= WORK REQUIRED =
Please return the full listing below without altering anything.

= SUPPLIED RECORDS =
** START **
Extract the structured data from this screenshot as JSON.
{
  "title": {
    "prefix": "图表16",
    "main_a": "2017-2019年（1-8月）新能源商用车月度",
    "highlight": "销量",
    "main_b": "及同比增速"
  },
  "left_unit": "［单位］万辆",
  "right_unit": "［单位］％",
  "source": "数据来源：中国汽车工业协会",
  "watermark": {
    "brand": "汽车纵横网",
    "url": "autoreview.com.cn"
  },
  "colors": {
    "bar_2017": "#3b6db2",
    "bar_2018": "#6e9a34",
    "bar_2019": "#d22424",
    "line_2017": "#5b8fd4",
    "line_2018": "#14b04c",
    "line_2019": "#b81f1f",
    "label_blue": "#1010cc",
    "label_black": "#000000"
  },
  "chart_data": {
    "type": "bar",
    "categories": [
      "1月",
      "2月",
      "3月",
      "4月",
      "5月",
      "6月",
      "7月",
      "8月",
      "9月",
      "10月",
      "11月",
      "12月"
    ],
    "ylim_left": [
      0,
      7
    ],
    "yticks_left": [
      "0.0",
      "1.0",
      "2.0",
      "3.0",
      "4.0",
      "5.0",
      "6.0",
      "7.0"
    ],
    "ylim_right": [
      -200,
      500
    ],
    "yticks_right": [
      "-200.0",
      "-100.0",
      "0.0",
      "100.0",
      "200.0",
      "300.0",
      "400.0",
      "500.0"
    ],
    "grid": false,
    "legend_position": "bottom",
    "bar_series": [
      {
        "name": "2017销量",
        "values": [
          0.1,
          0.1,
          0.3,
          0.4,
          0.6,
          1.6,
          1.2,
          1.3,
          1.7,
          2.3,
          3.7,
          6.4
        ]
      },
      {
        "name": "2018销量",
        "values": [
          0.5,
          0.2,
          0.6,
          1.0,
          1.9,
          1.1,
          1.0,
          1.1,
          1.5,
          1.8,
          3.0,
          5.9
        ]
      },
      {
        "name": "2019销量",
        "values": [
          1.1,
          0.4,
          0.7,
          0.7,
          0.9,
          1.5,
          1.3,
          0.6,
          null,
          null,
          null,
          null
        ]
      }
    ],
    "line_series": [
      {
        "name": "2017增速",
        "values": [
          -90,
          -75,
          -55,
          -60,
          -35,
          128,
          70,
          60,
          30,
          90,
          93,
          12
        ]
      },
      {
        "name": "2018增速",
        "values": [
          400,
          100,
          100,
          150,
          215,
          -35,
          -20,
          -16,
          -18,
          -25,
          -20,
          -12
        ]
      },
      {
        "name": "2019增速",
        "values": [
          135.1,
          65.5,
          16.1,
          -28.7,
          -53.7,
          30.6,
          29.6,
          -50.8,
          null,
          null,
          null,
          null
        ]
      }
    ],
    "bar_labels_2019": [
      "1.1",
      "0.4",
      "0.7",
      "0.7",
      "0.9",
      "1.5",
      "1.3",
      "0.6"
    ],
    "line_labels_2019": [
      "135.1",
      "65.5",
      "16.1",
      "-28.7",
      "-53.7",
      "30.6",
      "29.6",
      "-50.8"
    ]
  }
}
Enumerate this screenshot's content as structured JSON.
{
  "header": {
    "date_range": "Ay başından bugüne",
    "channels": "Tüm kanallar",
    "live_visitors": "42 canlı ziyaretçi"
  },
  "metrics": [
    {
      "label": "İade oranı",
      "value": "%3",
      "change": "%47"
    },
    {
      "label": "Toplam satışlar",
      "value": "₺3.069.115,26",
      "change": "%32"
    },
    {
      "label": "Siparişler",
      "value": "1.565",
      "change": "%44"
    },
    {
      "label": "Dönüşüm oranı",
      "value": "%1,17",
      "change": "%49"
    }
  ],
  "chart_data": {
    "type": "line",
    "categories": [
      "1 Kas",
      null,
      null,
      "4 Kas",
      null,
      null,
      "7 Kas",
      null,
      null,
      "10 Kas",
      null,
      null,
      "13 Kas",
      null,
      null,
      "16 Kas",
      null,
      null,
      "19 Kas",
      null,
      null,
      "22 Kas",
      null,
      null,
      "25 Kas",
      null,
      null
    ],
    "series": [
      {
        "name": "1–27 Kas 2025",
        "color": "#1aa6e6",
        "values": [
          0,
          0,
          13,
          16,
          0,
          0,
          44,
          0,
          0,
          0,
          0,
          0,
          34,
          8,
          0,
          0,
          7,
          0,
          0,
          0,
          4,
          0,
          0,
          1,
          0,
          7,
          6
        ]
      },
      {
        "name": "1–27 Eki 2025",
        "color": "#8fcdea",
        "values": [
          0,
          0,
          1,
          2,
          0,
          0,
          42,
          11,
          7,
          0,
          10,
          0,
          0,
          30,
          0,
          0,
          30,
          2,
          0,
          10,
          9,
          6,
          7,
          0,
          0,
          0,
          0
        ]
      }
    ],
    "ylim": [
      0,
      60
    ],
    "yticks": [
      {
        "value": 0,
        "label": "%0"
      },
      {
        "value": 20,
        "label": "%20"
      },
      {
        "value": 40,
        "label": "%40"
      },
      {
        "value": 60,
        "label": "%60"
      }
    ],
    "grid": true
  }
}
** END **
= ANSWER TO THIS EXERCISE =
Extract the structured data from this screenshot as JSON.
{
  "title": {
    "prefix": "图表16",
    "main_a": "2017-2019年（1-8月）新能源商用车月度",
    "highlight": "销量",
    "main_b": "及同比增速"
  },
  "left_unit": "［单位］万辆",
  "right_unit": "［单位］％",
  "source": "数据来源：中国汽车工业协会",
  "watermark": {
    "brand": "汽车纵横网",
    "url": "autoreview.com.cn"
  },
  "colors": {
    "bar_2017": "#3b6db2",
    "bar_2018": "#6e9a34",
    "bar_2019": "#d22424",
    "line_2017": "#5b8fd4",
    "line_2018": "#14b04c",
    "line_2019": "#b81f1f",
    "label_blue": "#1010cc",
    "label_black": "#000000"
  },
  "chart_data": {
    "type": "bar",
    "categories": [
      "1月",
      "2月",
      "3月",
      "4月",
      "5月",
      "6月",
      "7月",
      "8月",
      "9月",
      "10月",
      "11月",
      "12月"
    ],
    "ylim_left": [
      0,
      7
    ],
    "yticks_left": [
      "0.0",
      "1.0",
      "2.0",
      "3.0",
      "4.0",
      "5.0",
      "6.0",
      "7.0"
    ],
    "ylim_right": [
      -200,
      500
    ],
    "yticks_right": [
      "-200.0",
      "-100.0",
      "0.0",
      "100.0",
      "200.0",
      "300.0",
      "400.0",
      "500.0"
    ],
    "grid": false,
    "legend_position": "bottom",
    "bar_series": [
      {
        "name": "2017销量",
        "values": [
          0.1,
          0.1,
          0.3,
          0.4,
          0.6,
          1.6,
          1.2,
          1.3,
          1.7,
          2.3,
          3.7,
          6.4
        ]
      },
      {
        "name": "2018销量",
        "values": [
          0.5,
          0.2,
          0.6,
          1.0,
          1.9,
          1.1,
          1.0,
          1.1,
          1.5,
          1.8,
          3.0,
          5.9
        ]
      },
      {
        "name": "2019销量",
        "values": [
          1.1,
          0.4,
          0.7,
          0.7,
          0.9,
          1.5,
          1.3,
          0.6,
          null,
          null,
          null,
          null
        ]
      }
    ],
    "line_series": [
      {
        "name": "2017增速",
        "values": [
          -90,
          -75,
          -55,
          -60,
          -35,
          128,
          70,
          60,
          30,
          90,
          93,
          12
        ]
      },
      {
        "name": "2018增速",
        "values": [
          400,
          100,
          100,
          150,
          215,
          -35,
          -20,
          -16,
          -18,
          -25,
          -20,
          -12
        ]
      },
      {
        "name": "2019增速",
        "values": [
          135.1,
          65.5,
          16.1,
          -28.7,
          -53.7,
          30.6,
          29.6,
          -50.8,
          null,
          null,
          null,
          null
        ]
      }
    ],
    "bar_labels_2019": [
      "1.1",
      "0.4",
      "0.7",
      "0.7",
      "0.9",
      "1.5",
      "1.3",
      "0.6"
    ],
    "line_labels_2019": [
      "135.1",
      "65.5",
      "16.1",
      "-28.7",
      "-53.7",
      "30.6",
      "29.6",
      "-50.8"
    ]
  }
}
Enumerate this screenshot's content as structured JSON.
{
  "header": {
    "date_range": "Ay başından bugüne",
    "channels": "Tüm kanallar",
    "live_visitors": "42 canlı ziyaretçi"
  },
  "metrics": [
    {
      "label": "İade oranı",
      "value": "%3",
      "change": "%47"
    },
    {
      "label": "Toplam satışlar",
      "value": "₺3.069.115,26",
      "change": "%32"
    },
    {
      "label": "Siparişler",
      "value": "1.565",
      "change": "%44"
    },
    {
      "label": "Dönüşüm oranı",
      "value": "%1,17",
      "change": "%49"
    }
  ],
  "chart_data": {
    "type": "line",
    "categories": [
      "1 Kas",
      null,
      null,
      "4 Kas",
      null,
      null,
      "7 Kas",
      null,
      null,
      "10 Kas",
      null,
      null,
      "13 Kas",
      null,
      null,
      "16 Kas",
      null,
      null,
      "19 Kas",
      null,
      null,
      "22 Kas",
      null,
      null,
      "25 Kas",
      null,
      null
    ],
    "series": [
      {
        "name": "1–27 Kas 2025",
        "color": "#1aa6e6",
        "values": [
          0,
          0,
          13,
          16,
          0,
          0,
          44,
          0,
          0,
          0,
          0,
          0,
          34,
          8,
          0,
          0,
          7,
          0,
          0,
          0,
          4,
          0,
          0,
          1,
          0,
          7,
          6
        ]
      },
      {
        "name": "1–27 Eki 2025",
        "color": "#8fcdea",
        "values": [
          0,
          0,
          1,
          2,
          0,
          0,
          42,
          11,
          7,
          0,
          10,
          0,
          0,
          30,
          0,
          0,
          30,
          2,
          0,
          10,
          9,
          6,
          7,
          0,
          0,
          0,
          0
        ]
      }
    ],
    "ylim": [
      0,
      60
    ],
    "yticks": [
      {
        "value": 0,
        "label": "%0"
      },
      {
        "value": 20,
        "label": "%20"
      },
      {
        "value": 40,
        "label": "%40"
      },
      {
        "value": 60,
        "label": "%60"
      }
    ],
    "grid": true
  }
}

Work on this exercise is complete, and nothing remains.